• **WHAT THE EXERCISE ASKS**:
Find the string "depicting" in the listing and report every line that has it.

• **INPUT RECORDS**:

begin

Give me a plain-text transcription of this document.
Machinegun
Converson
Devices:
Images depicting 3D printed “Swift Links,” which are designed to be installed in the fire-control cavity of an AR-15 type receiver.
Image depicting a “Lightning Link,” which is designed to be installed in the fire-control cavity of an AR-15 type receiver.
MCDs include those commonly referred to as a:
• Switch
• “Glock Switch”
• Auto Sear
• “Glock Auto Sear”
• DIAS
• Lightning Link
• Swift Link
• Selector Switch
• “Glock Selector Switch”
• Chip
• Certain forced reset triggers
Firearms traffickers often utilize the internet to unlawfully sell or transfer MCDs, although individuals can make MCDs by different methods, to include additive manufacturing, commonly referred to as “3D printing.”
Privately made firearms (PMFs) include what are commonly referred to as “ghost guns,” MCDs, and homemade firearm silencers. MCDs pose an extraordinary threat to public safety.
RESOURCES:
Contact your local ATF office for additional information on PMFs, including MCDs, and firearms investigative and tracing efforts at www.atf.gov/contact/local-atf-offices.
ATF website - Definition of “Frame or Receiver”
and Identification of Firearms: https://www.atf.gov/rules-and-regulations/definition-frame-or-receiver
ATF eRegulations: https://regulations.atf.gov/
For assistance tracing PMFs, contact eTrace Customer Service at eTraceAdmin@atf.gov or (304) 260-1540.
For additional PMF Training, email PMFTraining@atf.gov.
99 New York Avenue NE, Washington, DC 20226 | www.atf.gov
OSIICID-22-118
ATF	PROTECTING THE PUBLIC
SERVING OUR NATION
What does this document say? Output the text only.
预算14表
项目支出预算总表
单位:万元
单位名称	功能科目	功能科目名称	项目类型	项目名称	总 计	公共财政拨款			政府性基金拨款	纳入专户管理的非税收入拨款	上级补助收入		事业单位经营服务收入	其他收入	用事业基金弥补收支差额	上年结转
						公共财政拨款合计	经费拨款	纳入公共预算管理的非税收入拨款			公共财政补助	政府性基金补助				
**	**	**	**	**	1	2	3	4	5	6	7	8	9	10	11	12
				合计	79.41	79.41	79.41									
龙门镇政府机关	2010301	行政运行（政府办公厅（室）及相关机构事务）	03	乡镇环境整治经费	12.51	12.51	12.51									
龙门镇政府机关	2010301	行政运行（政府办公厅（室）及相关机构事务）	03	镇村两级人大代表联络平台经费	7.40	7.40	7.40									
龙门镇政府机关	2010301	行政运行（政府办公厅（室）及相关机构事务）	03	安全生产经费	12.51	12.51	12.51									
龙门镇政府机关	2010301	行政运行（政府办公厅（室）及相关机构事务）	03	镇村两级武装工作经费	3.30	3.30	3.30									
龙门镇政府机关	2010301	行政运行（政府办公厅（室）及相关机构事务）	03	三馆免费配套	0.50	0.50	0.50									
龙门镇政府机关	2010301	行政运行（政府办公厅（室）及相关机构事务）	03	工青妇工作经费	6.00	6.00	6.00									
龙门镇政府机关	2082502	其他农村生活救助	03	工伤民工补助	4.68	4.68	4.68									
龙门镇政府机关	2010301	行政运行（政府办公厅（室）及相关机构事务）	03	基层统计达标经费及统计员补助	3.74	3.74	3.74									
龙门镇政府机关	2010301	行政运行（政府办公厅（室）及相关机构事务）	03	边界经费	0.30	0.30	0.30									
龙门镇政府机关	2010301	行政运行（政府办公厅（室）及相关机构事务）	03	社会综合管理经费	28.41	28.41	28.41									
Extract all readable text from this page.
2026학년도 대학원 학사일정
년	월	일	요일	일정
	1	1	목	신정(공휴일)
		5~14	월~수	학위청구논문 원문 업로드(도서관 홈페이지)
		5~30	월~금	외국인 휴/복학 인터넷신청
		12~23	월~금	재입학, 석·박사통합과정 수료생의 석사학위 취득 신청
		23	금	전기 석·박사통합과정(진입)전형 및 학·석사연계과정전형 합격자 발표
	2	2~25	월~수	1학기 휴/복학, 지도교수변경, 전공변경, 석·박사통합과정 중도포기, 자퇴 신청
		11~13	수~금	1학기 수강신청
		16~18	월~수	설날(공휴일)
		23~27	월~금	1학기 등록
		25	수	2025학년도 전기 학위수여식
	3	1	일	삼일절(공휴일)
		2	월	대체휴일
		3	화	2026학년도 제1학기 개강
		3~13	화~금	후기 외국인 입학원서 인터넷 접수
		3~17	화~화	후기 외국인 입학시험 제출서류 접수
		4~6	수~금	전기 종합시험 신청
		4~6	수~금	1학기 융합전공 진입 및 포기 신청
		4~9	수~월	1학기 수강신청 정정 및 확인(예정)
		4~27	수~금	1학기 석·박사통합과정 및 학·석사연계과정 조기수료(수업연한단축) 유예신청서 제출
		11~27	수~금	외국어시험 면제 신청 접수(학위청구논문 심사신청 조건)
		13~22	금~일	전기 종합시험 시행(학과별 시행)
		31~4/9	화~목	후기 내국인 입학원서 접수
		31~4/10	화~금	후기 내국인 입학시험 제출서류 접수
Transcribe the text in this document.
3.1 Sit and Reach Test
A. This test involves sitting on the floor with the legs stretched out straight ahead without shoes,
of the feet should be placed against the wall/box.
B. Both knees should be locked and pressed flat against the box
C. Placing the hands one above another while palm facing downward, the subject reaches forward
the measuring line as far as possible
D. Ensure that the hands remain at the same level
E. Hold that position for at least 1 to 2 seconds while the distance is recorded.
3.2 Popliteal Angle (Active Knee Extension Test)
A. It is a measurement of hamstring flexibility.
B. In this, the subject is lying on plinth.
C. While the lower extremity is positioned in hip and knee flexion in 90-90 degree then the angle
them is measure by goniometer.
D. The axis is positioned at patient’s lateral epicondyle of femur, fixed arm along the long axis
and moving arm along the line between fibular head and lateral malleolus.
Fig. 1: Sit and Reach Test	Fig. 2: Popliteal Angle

end

• **THE OUTPUT**:
Images depicting 3D printed “Swift Links,” which are designed to be installed in the fire-control cavity of an AR-15 type receiver.
Image depicting a “Lightning Link,” which is designed to be installed in the fire-control cavity of an AR-15 type receiver.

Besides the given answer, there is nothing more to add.